##### Listed entries

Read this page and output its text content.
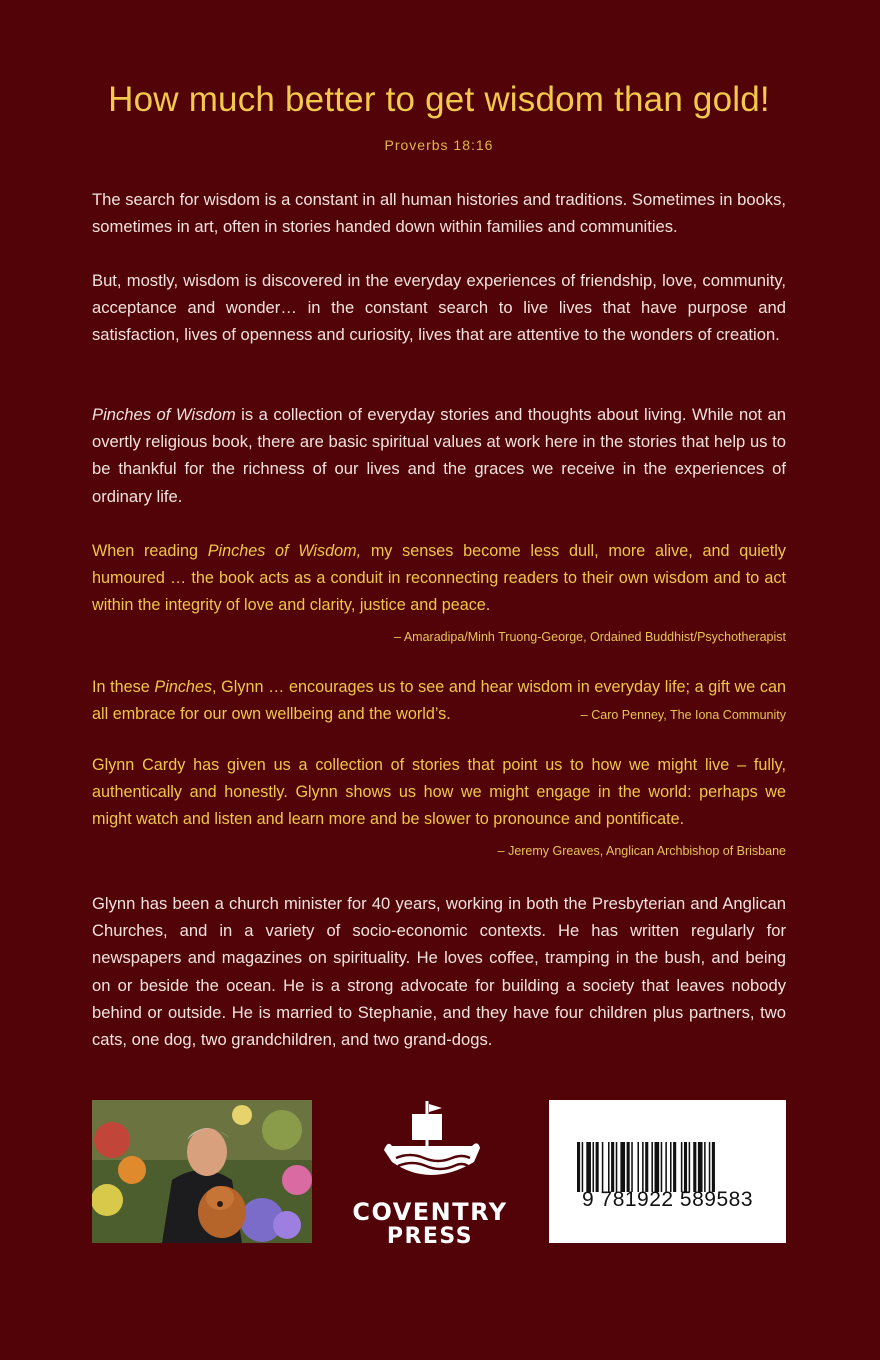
How much better to get wisdom than gold!
Proverbs 18:16

The search for wisdom is a constant in all human histories and traditions. Sometimes in books, sometimes in art, often in stories handed down within families and communities.

But, mostly, wisdom is discovered in the everyday experiences of friendship, love, community, acceptance and wonder… in the constant search to live lives that have purpose and satisfaction, lives of openness and curiosity, lives that are attentive to the wonders of creation.

Pinches of Wisdom is a collection of everyday stories and thoughts about living. While not an overtly religious book, there are basic spiritual values at work here in the stories that help us to be thankful for the richness of our lives and the graces we receive in the experiences of ordinary life.

When reading Pinches of Wisdom, my senses become less dull, more alive, and quietly humoured … the book acts as a conduit in reconnecting readers to their own wisdom and to act within the integrity of love and clarity, justice and peace.

– Amaradipa/Minh Truong-George, Ordained Buddhist/Psychotherapist

In these Pinches, Glynn … encourages us to see and hear wisdom in everyday life; a gift we can all embrace for our own wellbeing and the world’s.	– Caro Penney, The Iona Community

Glynn Cardy has given us a collection of stories that point us to how we might live – fully, authentically and honestly. Glynn shows us how we might engage in the world: perhaps we might watch and listen and learn more and be slower to pronounce and pontificate.

– Jeremy Greaves, Anglican Archbishop of Brisbane

Glynn has been a church minister for 40 years, working in both the Presbyterian and Anglican Churches, and in a variety of socio-economic contexts. He has written regularly for newspapers and magazines on spirituality. He loves coffee, tramping in the bush, and being on or beside the ocean. He is a strong advocate for building a society that leaves nobody behind or outside. He is married to Stephanie, and they have four children plus partners, two cats, one dog, two grandchildren, and two grand-dogs.

COVENTRY
PRESS
9 781922 589583
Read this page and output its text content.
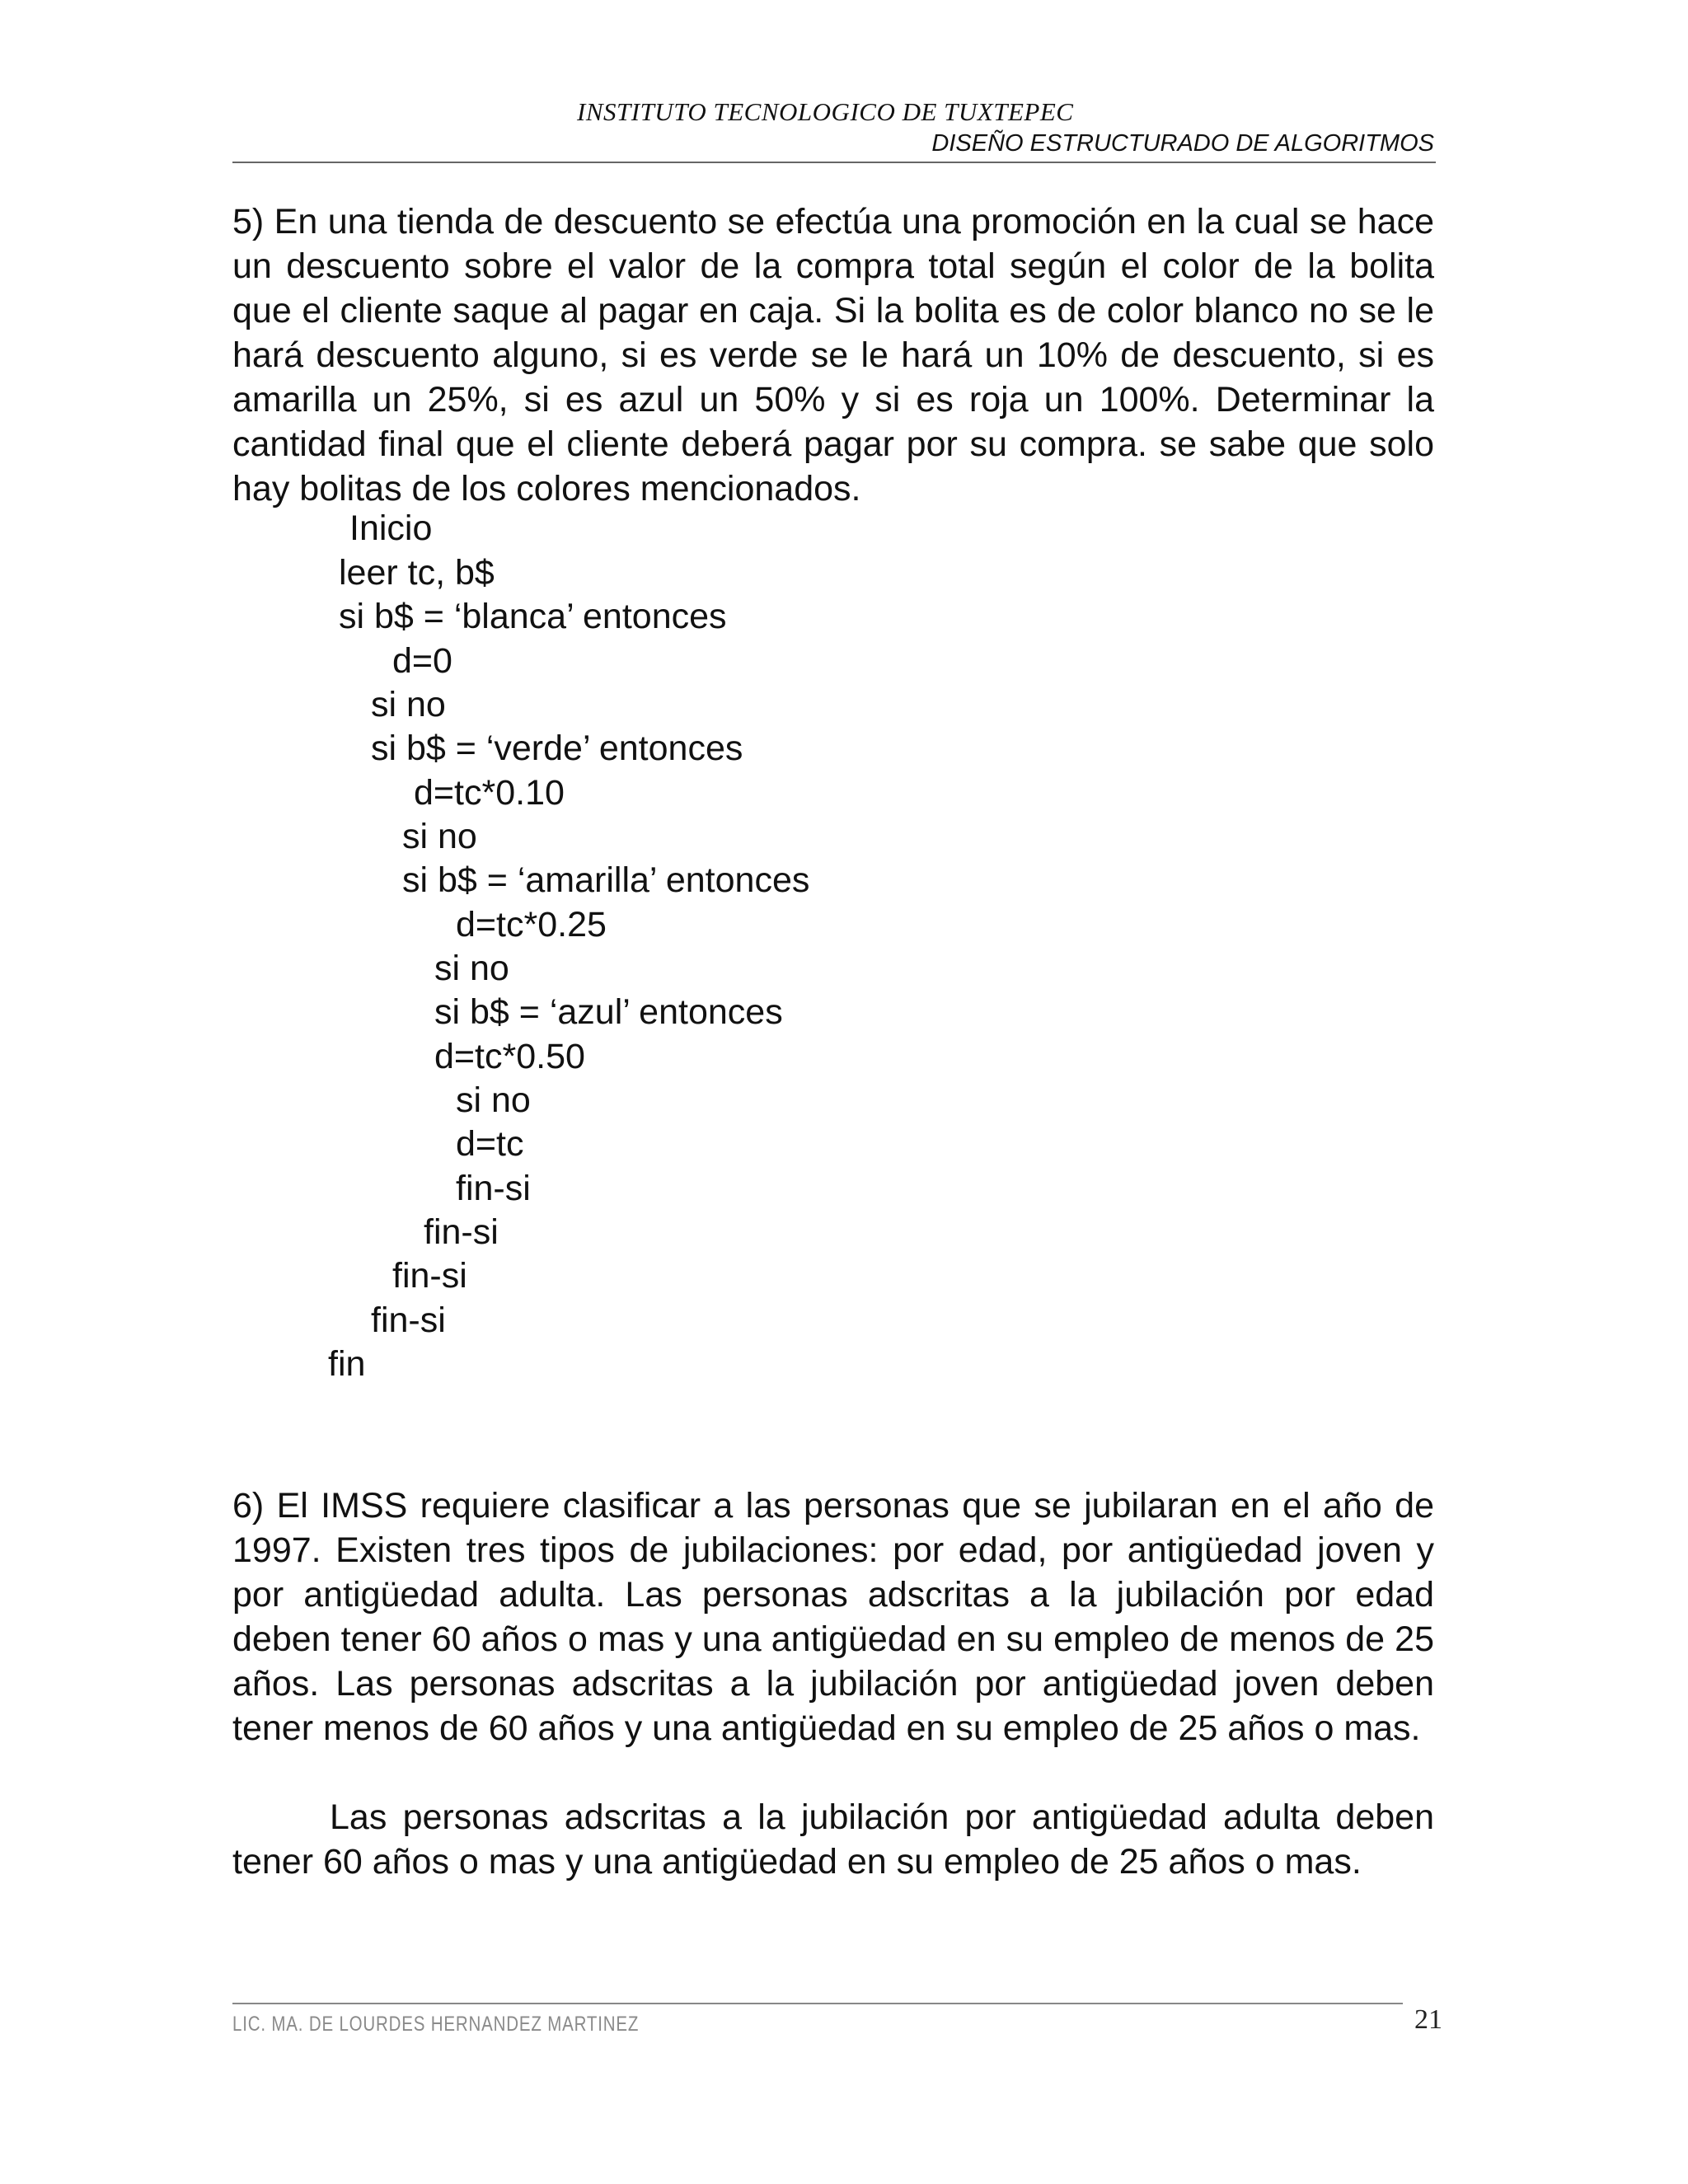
INSTITUTO TECNOLOGICO DE TUXTEPEC
DISEÑO ESTRUCTURADO DE ALGORITMOS
5) En una tienda de descuento se efectúa una promoción en la cual se hace un descuento sobre el valor de la compra total según el color de la bolita que el cliente saque al pagar en caja. Si la bolita es de color blanco no se le hará descuento alguno, si es verde se le hará un 10% de descuento, si es amarilla un 25%, si es azul un 50% y si es roja un 100%. Determinar la cantidad final que el cliente deberá pagar por su compra. se sabe que solo hay bolitas de los colores mencionados.
Inicio
leer tc, b$
si b$ = ‘blanca’ entonces
d=0
si no
si b$ = ‘verde’ entonces
d=tc*0.10
si no
si b$ = ‘amarilla’ entonces
d=tc*0.25
si no
si b$ = ‘azul’ entonces
d=tc*0.50
si no
d=tc
fin-si
fin-si
fin-si
fin-si
fin
6) El IMSS requiere clasificar a las personas que se jubilaran en el año de 1997. Existen tres tipos de jubilaciones: por edad, por antigüedad joven y por antigüedad adulta. Las personas adscritas a la jubilación por edad deben tener 60 años o mas y una antigüedad en su empleo de menos de 25 años. Las personas adscritas a la jubilación por antigüedad joven deben tener menos de 60 años y una antigüedad en su empleo de 25 años o mas.
Las personas adscritas a la jubilación por antigüedad adulta deben tener 60 años o mas y una antigüedad en su empleo de 25 años o mas.
LIC. MA. DE LOURDES HERNANDEZ MARTINEZ	21
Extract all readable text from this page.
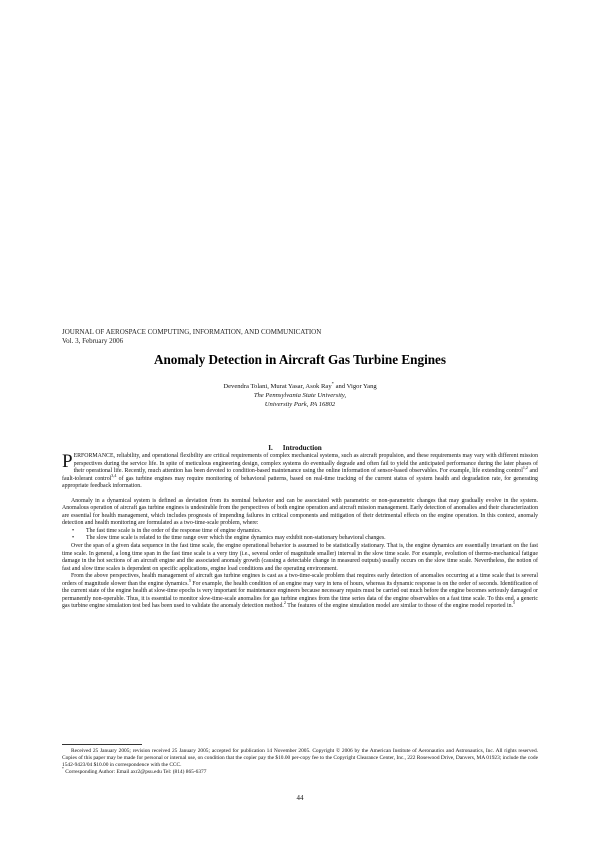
JOURNAL OF AEROSPACE COMPUTING, INFORMATION, AND COMMUNICATION
Vol. 3, February 2006
Anomaly Detection in Aircraft Gas Turbine Engines
Devendra Tolani, Murat Yasar, Asok Ray* and Vigor Yang
The Pennsylvania State University,
University Park, PA 16802
I. Introduction

PERFORMANCE, reliability, and operational flexibility are critical requirements of complex mechanical systems, such as aircraft propulsion, and these requirements may vary with different mission perspectives during the service life. In spite of meticulous engineering design, complex systems do eventually degrade and often fail to yield the anticipated performance during the later phases of their operational life. Recently, much attention has been devoted to condition-based maintenance using the online information of sensor-based observables. For example, life extending control$^{1,2}$ and fault-tolerant control$^{3,4}$ of gas turbine engines may require monitoring of behavioral patterns, based on real-time tracking of the current status of system health and degradation rate, for generating appropriate feedback information.

Anomaly in a dynamical system is defined as deviation from its nominal behavior and can be associated with parametric or non-parametric changes that may gradually evolve in the system. Anomalous operation of aircraft gas turbine engines is undesirable from the perspectives of both engine operation and aircraft mission management. Early detection of anomalies and their characterization are essential for health management, which includes prognosis of impending failures in critical components and mitigation of their detrimental effects on the engine operation. In this context, anomaly detection and health monitoring are formulated as a two-time-scale problem, where:

• The fast time scale is in the order of the response time of engine dynamics.
• The slow time scale is related to the time range over which the engine dynamics may exhibit non-stationary behavioral changes.

Over the span of a given data sequence in the fast time scale, the engine operational behavior is assumed to be statistically stationary. That is, the engine dynamics are essentially invariant on the fast time scale. In general, a long time span in the fast time scale is a very tiny (i.e., several order of magnitude smaller) interval in the slow time scale. For example, evolution of thermo-mechanical fatigue damage in the hot sections of an aircraft engine and the associated anomaly growth (causing a detectable change in measured outputs) usually occurs on the slow time scale. Nevertheless, the notion of fast and slow time scales is dependent on specific applications, engine load conditions and the operating environment.

From the above perspectives, health management of aircraft gas turbine engines is cast as a two-time-scale problem that requires early detection of anomalies occurring at a time scale that is several orders of magnitude slower than the engine dynamics.$^5$ For example, the health condition of an engine may vary in tens of hours, whereas its dynamic response is on the order of seconds. Identification of the current state of the engine health at slow-time epochs is very important for maintenance engineers because necessary repairs must be carried out much before the engine becomes seriously damaged or permanently non-operable. Thus, it is essential to monitor slow-time-scale anomalies for gas turbine engines from the time series data of the engine observables on a fast time scale. To this end, a generic gas turbine engine simulation test bed has been used to validate the anomaly detection method.$^2$ The features of the engine simulation model are similar to those of the engine model reported in.$^5$

Received 25 January 2005; revision received 25 January 2005; accepted for publication 14 November 2005. Copyright © 2006 by the American Institute of Aeronautics and Astronautics, Inc. All rights reserved. Copies of this paper may be made for personal or internal use, on condition that the copier pay the $10.00 per-copy fee to the Copyright Clearance Center, Inc., 222 Rosewood Drive, Danvers, MA 01923; include the code 1542-9423/04 $10.00 in correspondence with the CCC.

* Corresponding Author: Email axr2@psu.edu Tel: (814) 865-6377

44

##########

Return the records exactly. Don't carry the pictures over.

Read this page and output its text content.
How much better to get wisdom than gold!
Proverbs 18:16

The search for wisdom is a constant in all human histories and traditions. Sometimes in books, sometimes in art, often in stories handed down within families and communities.

But, mostly, wisdom is discovered in the everyday experiences of friendship, love, community, acceptance and wonder… in the constant search to live lives that have purpose and satisfaction, lives of openness and curiosity, lives that are attentive to the wonders of creation.

Pinches of Wisdom is a collection of everyday stories and thoughts about living. While not an overtly religious book, there are basic spiritual values at work here in the stories that help us to be thankful for the richness of our lives and the graces we receive in the experiences of ordinary life.

When reading Pinches of Wisdom, my senses become less dull, more alive, and quietly humoured … the book acts as a conduit in reconnecting readers to their own wisdom and to act within the integrity of love and clarity, justice and peace.

– Amaradipa/Minh Truong-George, Ordained Buddhist/Psychotherapist

In these Pinches, Glynn … encourages us to see and hear wisdom in everyday life; a gift we can all embrace for our own wellbeing and the world’s.	– Caro Penney, The Iona Community

Glynn Cardy has given us a collection of stories that point us to how we might live – fully, authentically and honestly. Glynn shows us how we might engage in the world: perhaps we might watch and listen and learn more and be slower to pronounce and pontificate.

– Jeremy Greaves, Anglican Archbishop of Brisbane

Glynn has been a church minister for 40 years, working in both the Presbyterian and Anglican Churches, and in a variety of socio-economic contexts. He has written regularly for newspapers and magazines on spirituality. He loves coffee, tramping in the bush, and being on or beside the ocean. He is a strong advocate for building a society that leaves nobody behind or outside. He is married to Stephanie, and they have four children plus partners, two cats, one dog, two grandchildren, and two grand-dogs.

COVENTRY
PRESS
9 781922 589583
Read this page and output its text content.
INSTITUTO TECNOLOGICO DE TUXTEPEC
DISEÑO ESTRUCTURADO DE ALGORITMOS
5) En una tienda de descuento se efectúa una promoción en la cual se hace un descuento sobre el valor de la compra total según el color de la bolita que el cliente saque al pagar en caja. Si la bolita es de color blanco no se le hará descuento alguno, si es verde se le hará un 10% de descuento, si es amarilla un 25%, si es azul un 50% y si es roja un 100%. Determinar la cantidad final que el cliente deberá pagar por su compra. se sabe que solo hay bolitas de los colores mencionados.
Inicio
leer tc, b$
si b$ = ‘blanca’ entonces
d=0
si no
si b$ = ‘verde’ entonces
d=tc*0.10
si no
si b$ = ‘amarilla’ entonces
d=tc*0.25
si no
si b$ = ‘azul’ entonces
d=tc*0.50
si no
d=tc
fin-si
fin-si
fin-si
fin-si
fin
6) El IMSS requiere clasificar a las personas que se jubilaran en el año de 1997. Existen tres tipos de jubilaciones: por edad, por antigüedad joven y por antigüedad adulta. Las personas adscritas a la jubilación por edad deben tener 60 años o mas y una antigüedad en su empleo de menos de 25 años. Las personas adscritas a la jubilación por antigüedad joven deben tener menos de 60 años y una antigüedad en su empleo de 25 años o mas.
Las personas adscritas a la jubilación por antigüedad adulta deben tener 60 años o mas y una antigüedad en su empleo de 25 años o mas.
LIC. MA. DE LOURDES HERNANDEZ MARTINEZ	21
Extract all readable text from this page.
JOURNAL OF AEROSPACE COMPUTING, INFORMATION, AND COMMUNICATION
Vol. 3, February 2006
Anomaly Detection in Aircraft Gas Turbine Engines
Devendra Tolani, Murat Yasar, Asok Ray* and Vigor Yang
The Pennsylvania State University,
University Park, PA 16802
I. Introduction

PERFORMANCE, reliability, and operational flexibility are critical requirements of complex mechanical systems, such as aircraft propulsion, and these requirements may vary with different mission perspectives during the service life. In spite of meticulous engineering design, complex systems do eventually degrade and often fail to yield the anticipated performance during the later phases of their operational life. Recently, much attention has been devoted to condition-based maintenance using the online information of sensor-based observables. For example, life extending control$^{1,2}$ and fault-tolerant control$^{3,4}$ of gas turbine engines may require monitoring of behavioral patterns, based on real-time tracking of the current status of system health and degradation rate, for generating appropriate feedback information.

Anomaly in a dynamical system is defined as deviation from its nominal behavior and can be associated with parametric or non-parametric changes that may gradually evolve in the system. Anomalous operation of aircraft gas turbine engines is undesirable from the perspectives of both engine operation and aircraft mission management. Early detection of anomalies and their characterization are essential for health management, which includes prognosis of impending failures in critical components and mitigation of their detrimental effects on the engine operation. In this context, anomaly detection and health monitoring are formulated as a two-time-scale problem, where:

• The fast time scale is in the order of the response time of engine dynamics.
• The slow time scale is related to the time range over which the engine dynamics may exhibit non-stationary behavioral changes.

Over the span of a given data sequence in the fast time scale, the engine operational behavior is assumed to be statistically stationary. That is, the engine dynamics are essentially invariant on the fast time scale. In general, a long time span in the fast time scale is a very tiny (i.e., several order of magnitude smaller) interval in the slow time scale. For example, evolution of thermo-mechanical fatigue damage in the hot sections of an aircraft engine and the associated anomaly growth (causing a detectable change in measured outputs) usually occurs on the slow time scale. Nevertheless, the notion of fast and slow time scales is dependent on specific applications, engine load conditions and the operating environment.

From the above perspectives, health management of aircraft gas turbine engines is cast as a two-time-scale problem that requires early detection of anomalies occurring at a time scale that is several orders of magnitude slower than the engine dynamics.$^5$ For example, the health condition of an engine may vary in tens of hours, whereas its dynamic response is on the order of seconds. Identification of the current state of the engine health at slow-time epochs is very important for maintenance engineers because necessary repairs must be carried out much before the engine becomes seriously damaged or permanently non-operable. Thus, it is essential to monitor slow-time-scale anomalies for gas turbine engines from the time series data of the engine observables on a fast time scale. To this end, a generic gas turbine engine simulation test bed has been used to validate the anomaly detection method.$^2$ The features of the engine simulation model are similar to those of the engine model reported in.$^5$

Received 25 January 2005; revision received 25 January 2005; accepted for publication 14 November 2005. Copyright © 2006 by the American Institute of Aeronautics and Astronautics, Inc. All rights reserved. Copies of this paper may be made for personal or internal use, on condition that the copier pay the $10.00 per-copy fee to the Copyright Clearance Center, Inc., 222 Rosewood Drive, Danvers, MA 01923; include the code 1542-9423/04 $10.00 in correspondence with the CCC.

* Corresponding Author: Email axr2@psu.edu Tel: (814) 865-6377

44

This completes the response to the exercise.